### Short problem
Reproduce the data below verbatim, from its first line through the line containing "background-close-icon: ✕ xyxy=(817,61,829,77)", and nothing beyond that line.

— Start of Exercise material —

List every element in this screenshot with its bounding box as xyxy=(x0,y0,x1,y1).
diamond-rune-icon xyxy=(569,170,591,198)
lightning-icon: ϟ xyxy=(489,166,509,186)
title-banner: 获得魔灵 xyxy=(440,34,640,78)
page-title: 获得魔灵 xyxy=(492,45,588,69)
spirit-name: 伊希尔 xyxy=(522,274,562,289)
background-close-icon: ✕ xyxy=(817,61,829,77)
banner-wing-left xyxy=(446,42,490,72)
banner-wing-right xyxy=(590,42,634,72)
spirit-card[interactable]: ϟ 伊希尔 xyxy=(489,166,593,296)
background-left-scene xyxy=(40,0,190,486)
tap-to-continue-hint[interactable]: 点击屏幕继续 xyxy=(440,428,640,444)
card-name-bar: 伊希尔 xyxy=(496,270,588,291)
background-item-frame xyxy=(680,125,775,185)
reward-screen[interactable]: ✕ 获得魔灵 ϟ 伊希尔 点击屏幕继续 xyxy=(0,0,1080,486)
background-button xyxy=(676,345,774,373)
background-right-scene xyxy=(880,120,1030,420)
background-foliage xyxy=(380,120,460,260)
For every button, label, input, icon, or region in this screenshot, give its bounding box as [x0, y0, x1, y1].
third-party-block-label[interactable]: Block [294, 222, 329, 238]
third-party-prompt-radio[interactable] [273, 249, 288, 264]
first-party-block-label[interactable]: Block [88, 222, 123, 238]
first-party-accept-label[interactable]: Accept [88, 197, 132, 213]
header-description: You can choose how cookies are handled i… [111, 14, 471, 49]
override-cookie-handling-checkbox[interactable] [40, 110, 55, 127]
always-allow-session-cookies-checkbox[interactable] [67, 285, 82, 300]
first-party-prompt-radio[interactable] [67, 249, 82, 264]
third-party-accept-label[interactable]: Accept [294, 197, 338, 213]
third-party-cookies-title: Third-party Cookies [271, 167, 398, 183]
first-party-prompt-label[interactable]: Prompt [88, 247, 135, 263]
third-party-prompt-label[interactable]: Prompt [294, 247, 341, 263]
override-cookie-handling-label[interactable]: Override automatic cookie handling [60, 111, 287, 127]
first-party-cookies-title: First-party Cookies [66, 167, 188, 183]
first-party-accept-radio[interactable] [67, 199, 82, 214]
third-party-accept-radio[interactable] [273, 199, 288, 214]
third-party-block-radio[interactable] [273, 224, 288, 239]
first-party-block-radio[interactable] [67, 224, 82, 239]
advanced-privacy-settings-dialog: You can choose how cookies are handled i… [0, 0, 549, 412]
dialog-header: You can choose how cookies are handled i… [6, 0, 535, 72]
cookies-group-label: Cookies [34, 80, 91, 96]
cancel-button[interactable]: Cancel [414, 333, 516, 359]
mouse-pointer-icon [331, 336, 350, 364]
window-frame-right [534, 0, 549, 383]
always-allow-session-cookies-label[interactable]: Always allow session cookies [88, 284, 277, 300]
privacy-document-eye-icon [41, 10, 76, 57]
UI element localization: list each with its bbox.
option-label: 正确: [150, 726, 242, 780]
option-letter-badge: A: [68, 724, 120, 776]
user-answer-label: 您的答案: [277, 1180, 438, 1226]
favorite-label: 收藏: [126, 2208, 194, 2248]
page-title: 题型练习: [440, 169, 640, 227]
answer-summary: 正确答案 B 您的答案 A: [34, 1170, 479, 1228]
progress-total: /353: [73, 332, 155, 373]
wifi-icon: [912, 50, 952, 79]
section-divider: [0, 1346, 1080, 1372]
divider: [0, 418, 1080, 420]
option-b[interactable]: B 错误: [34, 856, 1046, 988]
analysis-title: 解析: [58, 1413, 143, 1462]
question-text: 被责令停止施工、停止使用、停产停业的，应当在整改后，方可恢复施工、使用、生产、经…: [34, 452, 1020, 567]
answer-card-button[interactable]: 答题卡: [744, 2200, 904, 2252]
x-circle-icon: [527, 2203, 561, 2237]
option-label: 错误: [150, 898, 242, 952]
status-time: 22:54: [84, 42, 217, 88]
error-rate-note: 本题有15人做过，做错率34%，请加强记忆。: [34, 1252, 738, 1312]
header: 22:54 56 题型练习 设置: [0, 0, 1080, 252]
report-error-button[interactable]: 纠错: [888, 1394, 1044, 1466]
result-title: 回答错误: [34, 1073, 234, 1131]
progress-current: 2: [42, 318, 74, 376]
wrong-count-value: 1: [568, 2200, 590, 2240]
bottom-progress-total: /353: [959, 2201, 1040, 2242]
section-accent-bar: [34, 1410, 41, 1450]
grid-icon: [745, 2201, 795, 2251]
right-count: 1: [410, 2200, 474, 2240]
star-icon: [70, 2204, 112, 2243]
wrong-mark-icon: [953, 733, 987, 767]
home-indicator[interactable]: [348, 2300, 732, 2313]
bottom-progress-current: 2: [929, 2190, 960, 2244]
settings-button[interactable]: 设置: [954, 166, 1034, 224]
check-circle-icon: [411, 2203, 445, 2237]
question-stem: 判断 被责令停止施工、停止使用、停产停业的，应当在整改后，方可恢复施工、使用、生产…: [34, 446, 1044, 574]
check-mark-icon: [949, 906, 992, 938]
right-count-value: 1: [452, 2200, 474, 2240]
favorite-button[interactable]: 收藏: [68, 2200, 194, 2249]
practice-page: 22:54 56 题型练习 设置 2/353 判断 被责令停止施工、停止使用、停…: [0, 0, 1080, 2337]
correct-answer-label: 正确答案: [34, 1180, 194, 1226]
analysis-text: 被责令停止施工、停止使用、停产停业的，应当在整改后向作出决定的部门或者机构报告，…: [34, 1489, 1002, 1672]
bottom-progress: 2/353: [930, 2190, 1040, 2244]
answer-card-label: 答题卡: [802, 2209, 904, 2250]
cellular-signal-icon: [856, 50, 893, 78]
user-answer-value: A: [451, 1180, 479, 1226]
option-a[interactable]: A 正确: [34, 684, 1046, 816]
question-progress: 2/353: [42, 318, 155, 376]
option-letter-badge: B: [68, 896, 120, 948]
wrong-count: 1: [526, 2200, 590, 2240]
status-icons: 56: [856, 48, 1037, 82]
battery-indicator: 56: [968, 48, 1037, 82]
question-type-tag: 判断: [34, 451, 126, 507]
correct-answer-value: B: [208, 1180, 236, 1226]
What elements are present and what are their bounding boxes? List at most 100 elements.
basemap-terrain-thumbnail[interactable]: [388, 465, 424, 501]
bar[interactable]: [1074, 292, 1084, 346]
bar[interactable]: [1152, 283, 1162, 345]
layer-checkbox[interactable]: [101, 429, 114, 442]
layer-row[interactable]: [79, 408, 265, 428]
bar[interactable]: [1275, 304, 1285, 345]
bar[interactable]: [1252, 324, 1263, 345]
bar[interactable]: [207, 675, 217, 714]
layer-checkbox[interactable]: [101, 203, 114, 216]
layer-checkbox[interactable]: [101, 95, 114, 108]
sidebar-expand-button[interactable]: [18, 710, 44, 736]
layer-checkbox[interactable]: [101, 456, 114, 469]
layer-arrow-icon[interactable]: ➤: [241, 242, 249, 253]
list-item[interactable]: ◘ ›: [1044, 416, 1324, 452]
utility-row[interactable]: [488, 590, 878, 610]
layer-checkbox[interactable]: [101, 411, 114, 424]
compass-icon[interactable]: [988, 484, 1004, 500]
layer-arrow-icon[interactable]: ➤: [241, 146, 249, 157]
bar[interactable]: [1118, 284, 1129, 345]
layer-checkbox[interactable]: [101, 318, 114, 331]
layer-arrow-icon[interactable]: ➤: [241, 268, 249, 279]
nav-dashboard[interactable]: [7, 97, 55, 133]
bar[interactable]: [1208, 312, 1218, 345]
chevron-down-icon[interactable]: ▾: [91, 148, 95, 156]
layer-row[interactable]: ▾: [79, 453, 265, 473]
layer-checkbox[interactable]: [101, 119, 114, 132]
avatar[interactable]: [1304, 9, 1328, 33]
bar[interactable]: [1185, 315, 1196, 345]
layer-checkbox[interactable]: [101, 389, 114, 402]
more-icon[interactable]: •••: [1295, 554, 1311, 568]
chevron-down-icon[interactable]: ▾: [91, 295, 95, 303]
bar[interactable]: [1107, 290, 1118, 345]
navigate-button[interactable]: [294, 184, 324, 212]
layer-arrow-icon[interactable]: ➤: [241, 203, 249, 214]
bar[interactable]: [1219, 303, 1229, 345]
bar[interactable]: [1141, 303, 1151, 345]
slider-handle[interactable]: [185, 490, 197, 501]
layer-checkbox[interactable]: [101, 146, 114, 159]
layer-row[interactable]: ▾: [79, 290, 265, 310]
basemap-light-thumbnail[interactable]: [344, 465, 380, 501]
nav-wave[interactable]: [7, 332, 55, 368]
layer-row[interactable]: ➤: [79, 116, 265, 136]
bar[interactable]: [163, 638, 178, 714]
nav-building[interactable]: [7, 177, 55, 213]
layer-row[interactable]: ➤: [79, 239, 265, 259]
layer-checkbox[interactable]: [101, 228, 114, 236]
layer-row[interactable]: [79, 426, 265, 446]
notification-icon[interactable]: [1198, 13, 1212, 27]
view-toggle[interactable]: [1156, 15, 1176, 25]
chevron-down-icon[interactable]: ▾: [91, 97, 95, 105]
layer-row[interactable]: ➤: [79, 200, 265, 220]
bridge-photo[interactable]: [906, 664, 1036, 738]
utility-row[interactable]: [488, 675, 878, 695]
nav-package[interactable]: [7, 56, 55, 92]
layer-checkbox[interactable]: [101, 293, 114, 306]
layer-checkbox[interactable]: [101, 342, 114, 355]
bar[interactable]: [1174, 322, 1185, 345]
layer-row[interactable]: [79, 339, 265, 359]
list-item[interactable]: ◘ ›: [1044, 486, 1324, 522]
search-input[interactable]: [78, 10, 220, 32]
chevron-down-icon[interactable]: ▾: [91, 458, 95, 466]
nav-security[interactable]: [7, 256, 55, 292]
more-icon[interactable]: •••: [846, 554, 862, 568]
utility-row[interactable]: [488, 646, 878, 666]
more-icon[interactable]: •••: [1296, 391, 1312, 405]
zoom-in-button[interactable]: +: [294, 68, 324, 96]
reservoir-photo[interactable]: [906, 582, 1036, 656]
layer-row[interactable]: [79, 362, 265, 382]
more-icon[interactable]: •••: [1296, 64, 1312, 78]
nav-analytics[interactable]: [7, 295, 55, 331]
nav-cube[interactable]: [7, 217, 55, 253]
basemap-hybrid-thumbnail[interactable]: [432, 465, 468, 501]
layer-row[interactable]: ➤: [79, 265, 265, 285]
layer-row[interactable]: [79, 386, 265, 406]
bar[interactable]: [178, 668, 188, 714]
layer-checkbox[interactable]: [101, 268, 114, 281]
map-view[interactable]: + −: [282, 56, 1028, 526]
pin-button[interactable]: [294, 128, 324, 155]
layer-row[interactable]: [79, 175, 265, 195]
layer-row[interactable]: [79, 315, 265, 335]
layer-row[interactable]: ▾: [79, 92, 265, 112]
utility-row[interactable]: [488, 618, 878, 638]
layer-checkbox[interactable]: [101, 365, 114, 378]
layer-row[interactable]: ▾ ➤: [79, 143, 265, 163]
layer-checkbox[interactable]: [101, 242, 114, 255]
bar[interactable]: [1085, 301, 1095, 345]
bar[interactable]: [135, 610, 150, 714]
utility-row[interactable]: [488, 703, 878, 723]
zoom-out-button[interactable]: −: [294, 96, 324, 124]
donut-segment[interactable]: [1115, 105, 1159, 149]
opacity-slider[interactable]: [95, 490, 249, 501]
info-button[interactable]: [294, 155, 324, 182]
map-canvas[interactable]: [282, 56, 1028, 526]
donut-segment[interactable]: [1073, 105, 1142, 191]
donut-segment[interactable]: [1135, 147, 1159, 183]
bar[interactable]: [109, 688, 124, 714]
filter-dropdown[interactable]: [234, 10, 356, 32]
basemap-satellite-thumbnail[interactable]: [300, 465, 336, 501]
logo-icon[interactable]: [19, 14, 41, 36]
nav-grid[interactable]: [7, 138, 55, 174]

— End of Exercise material —

### Written answer
List every element in this screenshot with its bounding box as xyxy=(x0,y0,x1,y1).
diamond-rune-icon xyxy=(569,170,591,198)
lightning-icon: ϟ xyxy=(489,166,509,186)
title-banner: 获得魔灵 xyxy=(440,34,640,78)
page-title: 获得魔灵 xyxy=(492,45,588,69)
spirit-name: 伊希尔 xyxy=(522,274,562,289)
background-close-icon: ✕ xyxy=(817,61,829,77)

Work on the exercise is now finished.